Stored items
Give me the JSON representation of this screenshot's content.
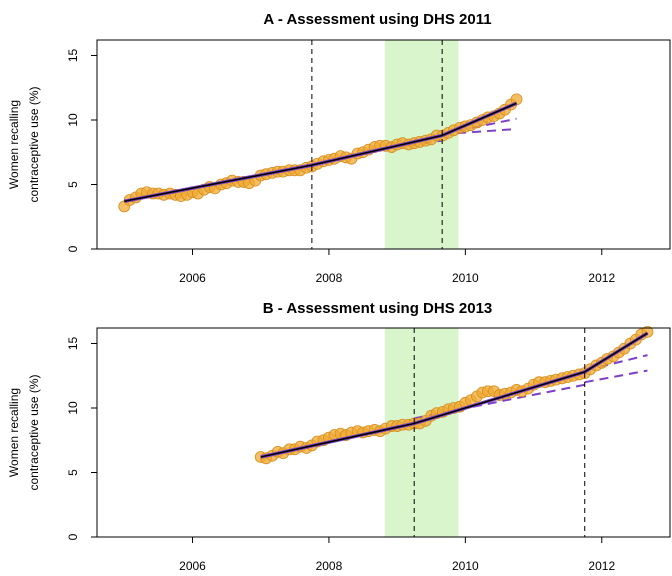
{
  "chart_data": [
    {
      "type": "scatter",
      "title": "A - Assessment using DHS 2011",
      "ylabel_lines": [
        "Women recalling",
        "contraceptive use (%)"
      ],
      "xlim": [
        2004.6,
        2013.0
      ],
      "ylim": [
        0,
        16.2
      ],
      "xticks": [
        2006,
        2008,
        2010,
        2012
      ],
      "yticks": [
        0,
        5,
        10,
        15
      ],
      "shaded_region": {
        "x": [
          2008.82,
          2009.9
        ],
        "color": "#d9f5cc"
      },
      "vlines": [
        2007.75,
        2009.66
      ],
      "colors": {
        "points": "#f0a830",
        "fit": "#000000",
        "trend": "#7d3fc7",
        "shade": "#d9f5cc"
      },
      "points": {
        "x": [
          2005.0,
          2005.08,
          2005.17,
          2005.25,
          2005.33,
          2005.42,
          2005.5,
          2005.58,
          2005.67,
          2005.75,
          2005.83,
          2005.92,
          2006.0,
          2006.08,
          2006.17,
          2006.25,
          2006.33,
          2006.42,
          2006.5,
          2006.58,
          2006.67,
          2006.75,
          2006.83,
          2006.92,
          2007.0,
          2007.08,
          2007.17,
          2007.25,
          2007.33,
          2007.42,
          2007.5,
          2007.58,
          2007.67,
          2007.75,
          2007.83,
          2007.92,
          2008.0,
          2008.08,
          2008.17,
          2008.25,
          2008.33,
          2008.42,
          2008.5,
          2008.58,
          2008.67,
          2008.75,
          2008.83,
          2008.92,
          2009.0,
          2009.08,
          2009.17,
          2009.25,
          2009.33,
          2009.42,
          2009.5,
          2009.58,
          2009.67,
          2009.75,
          2009.83,
          2009.92,
          2010.0,
          2010.08,
          2010.17,
          2010.25,
          2010.33,
          2010.42,
          2010.5,
          2010.58,
          2010.67,
          2010.75
        ],
        "y": [
          3.3,
          3.8,
          4.0,
          4.3,
          4.4,
          4.3,
          4.3,
          4.2,
          4.3,
          4.2,
          4.1,
          4.2,
          4.4,
          4.3,
          4.6,
          4.8,
          4.7,
          5.0,
          5.1,
          5.3,
          5.2,
          5.2,
          5.1,
          5.3,
          5.7,
          5.8,
          5.9,
          6.0,
          6.0,
          6.1,
          6.1,
          6.1,
          6.3,
          6.4,
          6.6,
          6.8,
          6.9,
          7.0,
          7.2,
          7.1,
          7.0,
          7.4,
          7.5,
          7.7,
          7.9,
          8.0,
          8.0,
          7.9,
          8.1,
          8.2,
          8.1,
          8.2,
          8.3,
          8.4,
          8.5,
          8.8,
          8.8,
          9.0,
          9.2,
          9.4,
          9.5,
          9.6,
          9.8,
          10.0,
          10.2,
          10.3,
          10.5,
          10.8,
          11.2,
          11.6
        ]
      },
      "fit_line": {
        "x": [
          2005.0,
          2007.75,
          2009.66,
          2010.75
        ],
        "y": [
          3.7,
          6.5,
          8.8,
          11.3
        ]
      },
      "trend_lines": [
        {
          "x": [
            2009.66,
            2010.75
          ],
          "y": [
            8.9,
            9.3
          ]
        },
        {
          "x": [
            2009.66,
            2010.75
          ],
          "y": [
            8.9,
            10.1
          ]
        },
        {
          "x": [
            2008.5,
            2009.66
          ],
          "y": [
            7.6,
            8.4
          ]
        }
      ]
    },
    {
      "type": "scatter",
      "title": "B - Assessment using DHS 2013",
      "ylabel_lines": [
        "Women recalling",
        "contraceptive use (%)"
      ],
      "xlim": [
        2004.6,
        2013.0
      ],
      "ylim": [
        0,
        16.2
      ],
      "xticks": [
        2006,
        2008,
        2010,
        2012
      ],
      "yticks": [
        0,
        5,
        10,
        15
      ],
      "shaded_region": {
        "x": [
          2008.82,
          2009.9
        ],
        "color": "#d9f5cc"
      },
      "vlines": [
        2009.25,
        2011.75
      ],
      "colors": {
        "points": "#f0a830",
        "fit": "#000000",
        "trend": "#7d3fc7",
        "shade": "#d9f5cc"
      },
      "points": {
        "x": [
          2007.0,
          2007.08,
          2007.17,
          2007.25,
          2007.33,
          2007.42,
          2007.5,
          2007.58,
          2007.67,
          2007.75,
          2007.83,
          2007.92,
          2008.0,
          2008.08,
          2008.17,
          2008.25,
          2008.33,
          2008.42,
          2008.5,
          2008.58,
          2008.67,
          2008.75,
          2008.83,
          2008.92,
          2009.0,
          2009.08,
          2009.17,
          2009.25,
          2009.33,
          2009.42,
          2009.5,
          2009.58,
          2009.67,
          2009.75,
          2009.83,
          2009.92,
          2010.0,
          2010.08,
          2010.17,
          2010.25,
          2010.33,
          2010.42,
          2010.5,
          2010.58,
          2010.67,
          2010.75,
          2010.83,
          2010.92,
          2011.0,
          2011.08,
          2011.17,
          2011.25,
          2011.33,
          2011.42,
          2011.5,
          2011.58,
          2011.67,
          2011.75,
          2011.83,
          2011.92,
          2012.0,
          2012.08,
          2012.17,
          2012.25,
          2012.33,
          2012.42,
          2012.5,
          2012.58,
          2012.67
        ],
        "y": [
          6.2,
          6.1,
          6.3,
          6.6,
          6.5,
          6.8,
          6.8,
          7.0,
          6.9,
          7.1,
          7.4,
          7.5,
          7.7,
          7.9,
          8.0,
          7.9,
          8.1,
          8.2,
          8.1,
          8.2,
          8.3,
          8.2,
          8.4,
          8.6,
          8.6,
          8.7,
          8.7,
          8.8,
          8.8,
          9.0,
          9.4,
          9.6,
          9.7,
          9.9,
          10.0,
          10.1,
          10.4,
          10.6,
          10.9,
          11.2,
          11.3,
          11.3,
          11.0,
          11.1,
          11.2,
          11.4,
          11.3,
          11.5,
          11.8,
          12.0,
          12.0,
          12.1,
          12.2,
          12.3,
          12.4,
          12.5,
          12.6,
          12.7,
          13.0,
          13.3,
          13.5,
          13.8,
          14.0,
          14.3,
          14.6,
          15.0,
          15.3,
          15.7,
          15.9
        ]
      },
      "fit_line": {
        "x": [
          2007.0,
          2009.25,
          2011.75,
          2012.67
        ],
        "y": [
          6.2,
          8.8,
          12.8,
          15.8
        ]
      },
      "trend_lines": [
        {
          "x": [
            2011.75,
            2012.67
          ],
          "y": [
            12.0,
            12.9
          ]
        },
        {
          "x": [
            2011.75,
            2012.67
          ],
          "y": [
            12.9,
            14.1
          ]
        },
        {
          "x": [
            2009.25,
            2011.75
          ],
          "y": [
            9.2,
            11.8
          ]
        }
      ]
    }
  ]
}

### PROBLEM TO WORK ON
Leave out all pictures, then copy the remaining material exactly.

### IN RESPONSE
Give me the JSON representation of this screenshot's content.
{
  "chart_data": [
    {
      "type": "scatter",
      "title": "A - Assessment using DHS 2011",
      "ylabel_lines": [
        "Women recalling",
        "contraceptive use (%)"
      ],
      "xlim": [
        2004.6,
        2013.0
      ],
      "ylim": [
        0,
        16.2
      ],
      "xticks": [
        2006,
        2008,
        2010,
        2012
      ],
      "yticks": [
        0,
        5,
        10,
        15
      ],
      "shaded_region": {
        "x": [
          2008.82,
          2009.9
        ],
        "color": "#d9f5cc"
      },
      "vlines": [
        2007.75,
        2009.66
      ],
      "colors": {
        "points": "#f0a830",
        "fit": "#000000",
        "trend": "#7d3fc7",
        "shade": "#d9f5cc"
      },
      "points": {
        "x": [
          2005.0,
          2005.08,
          2005.17,
          2005.25,
          2005.33,
          2005.42,
          2005.5,
          2005.58,
          2005.67,
          2005.75,
          2005.83,
          2005.92,
          2006.0,
          2006.08,
          2006.17,
          2006.25,
          2006.33,
          2006.42,
          2006.5,
          2006.58,
          2006.67,
          2006.75,
          2006.83,
          2006.92,
          2007.0,
          2007.08,
          2007.17,
          2007.25,
          2007.33,
          2007.42,
          2007.5,
          2007.58,
          2007.67,
          2007.75,
          2007.83,
          2007.92,
          2008.0,
          2008.08,
          2008.17,
          2008.25,
          2008.33,
          2008.42,
          2008.5,
          2008.58,
          2008.67,
          2008.75,
          2008.83,
          2008.92,
          2009.0,
          2009.08,
          2009.17,
          2009.25,
          2009.33,
          2009.42,
          2009.5,
          2009.58,
          2009.67,
          2009.75,
          2009.83,
          2009.92,
          2010.0,
          2010.08,
          2010.17,
          2010.25,
          2010.33,
          2010.42,
          2010.5,
          2010.58,
          2010.67,
          2010.75
        ],
        "y": [
          3.3,
          3.8,
          4.0,
          4.3,
          4.4,
          4.3,
          4.3,
          4.2,
          4.3,
          4.2,
          4.1,
          4.2,
          4.4,
          4.3,
          4.6,
          4.8,
          4.7,
          5.0,
          5.1,
          5.3,
          5.2,
          5.2,
          5.1,
          5.3,
          5.7,
          5.8,
          5.9,
          6.0,
          6.0,
          6.1,
          6.1,
          6.1,
          6.3,
          6.4,
          6.6,
          6.8,
          6.9,
          7.0,
          7.2,
          7.1,
          7.0,
          7.4,
          7.5,
          7.7,
          7.9,
          8.0,
          8.0,
          7.9,
          8.1,
          8.2,
          8.1,
          8.2,
          8.3,
          8.4,
          8.5,
          8.8,
          8.8,
          9.0,
          9.2,
          9.4,
          9.5,
          9.6,
          9.8,
          10.0,
          10.2,
          10.3,
          10.5,
          10.8,
          11.2,
          11.6
        ]
      },
      "fit_line": {
        "x": [
          2005.0,
          2007.75,
          2009.66,
          2010.75
        ],
        "y": [
          3.7,
          6.5,
          8.8,
          11.3
        ]
      },
      "trend_lines": [
        {
          "x": [
            2009.66,
            2010.75
          ],
          "y": [
            8.9,
            9.3
          ]
        },
        {
          "x": [
            2009.66,
            2010.75
          ],
          "y": [
            8.9,
            10.1
          ]
        },
        {
          "x": [
            2008.5,
            2009.66
          ],
          "y": [
            7.6,
            8.4
          ]
        }
      ]
    },
    {
      "type": "scatter",
      "title": "B - Assessment using DHS 2013",
      "ylabel_lines": [
        "Women recalling",
        "contraceptive use (%)"
      ],
      "xlim": [
        2004.6,
        2013.0
      ],
      "ylim": [
        0,
        16.2
      ],
      "xticks": [
        2006,
        2008,
        2010,
        2012
      ],
      "yticks": [
        0,
        5,
        10,
        15
      ],
      "shaded_region": {
        "x": [
          2008.82,
          2009.9
        ],
        "color": "#d9f5cc"
      },
      "vlines": [
        2009.25,
        2011.75
      ],
      "colors": {
        "points": "#f0a830",
        "fit": "#000000",
        "trend": "#7d3fc7",
        "shade": "#d9f5cc"
      },
      "points": {
        "x": [
          2007.0,
          2007.08,
          2007.17,
          2007.25,
          2007.33,
          2007.42,
          2007.5,
          2007.58,
          2007.67,
          2007.75,
          2007.83,
          2007.92,
          2008.0,
          2008.08,
          2008.17,
          2008.25,
          2008.33,
          2008.42,
          2008.5,
          2008.58,
          2008.67,
          2008.75,
          2008.83,
          2008.92,
          2009.0,
          2009.08,
          2009.17,
          2009.25,
          2009.33,
          2009.42,
          2009.5,
          2009.58,
          2009.67,
          2009.75,
          2009.83,
          2009.92,
          2010.0,
          2010.08,
          2010.17,
          2010.25,
          2010.33,
          2010.42,
          2010.5,
          2010.58,
          2010.67,
          2010.75,
          2010.83,
          2010.92,
          2011.0,
          2011.08,
          2011.17,
          2011.25,
          2011.33,
          2011.42,
          2011.5,
          2011.58,
          2011.67,
          2011.75,
          2011.83,
          2011.92,
          2012.0,
          2012.08,
          2012.17,
          2012.25,
          2012.33,
          2012.42,
          2012.5,
          2012.58,
          2012.67
        ],
        "y": [
          6.2,
          6.1,
          6.3,
          6.6,
          6.5,
          6.8,
          6.8,
          7.0,
          6.9,
          7.1,
          7.4,
          7.5,
          7.7,
          7.9,
          8.0,
          7.9,
          8.1,
          8.2,
          8.1,
          8.2,
          8.3,
          8.2,
          8.4,
          8.6,
          8.6,
          8.7,
          8.7,
          8.8,
          8.8,
          9.0,
          9.4,
          9.6,
          9.7,
          9.9,
          10.0,
          10.1,
          10.4,
          10.6,
          10.9,
          11.2,
          11.3,
          11.3,
          11.0,
          11.1,
          11.2,
          11.4,
          11.3,
          11.5,
          11.8,
          12.0,
          12.0,
          12.1,
          12.2,
          12.3,
          12.4,
          12.5,
          12.6,
          12.7,
          13.0,
          13.3,
          13.5,
          13.8,
          14.0,
          14.3,
          14.6,
          15.0,
          15.3,
          15.7,
          15.9
        ]
      },
      "fit_line": {
        "x": [
          2007.0,
          2009.25,
          2011.75,
          2012.67
        ],
        "y": [
          6.2,
          8.8,
          12.8,
          15.8
        ]
      },
      "trend_lines": [
        {
          "x": [
            2011.75,
            2012.67
          ],
          "y": [
            12.0,
            12.9
          ]
        },
        {
          "x": [
            2011.75,
            2012.67
          ],
          "y": [
            12.9,
            14.1
          ]
        },
        {
          "x": [
            2009.25,
            2011.75
          ],
          "y": [
            9.2,
            11.8
          ]
        }
      ]
    }
  ]
}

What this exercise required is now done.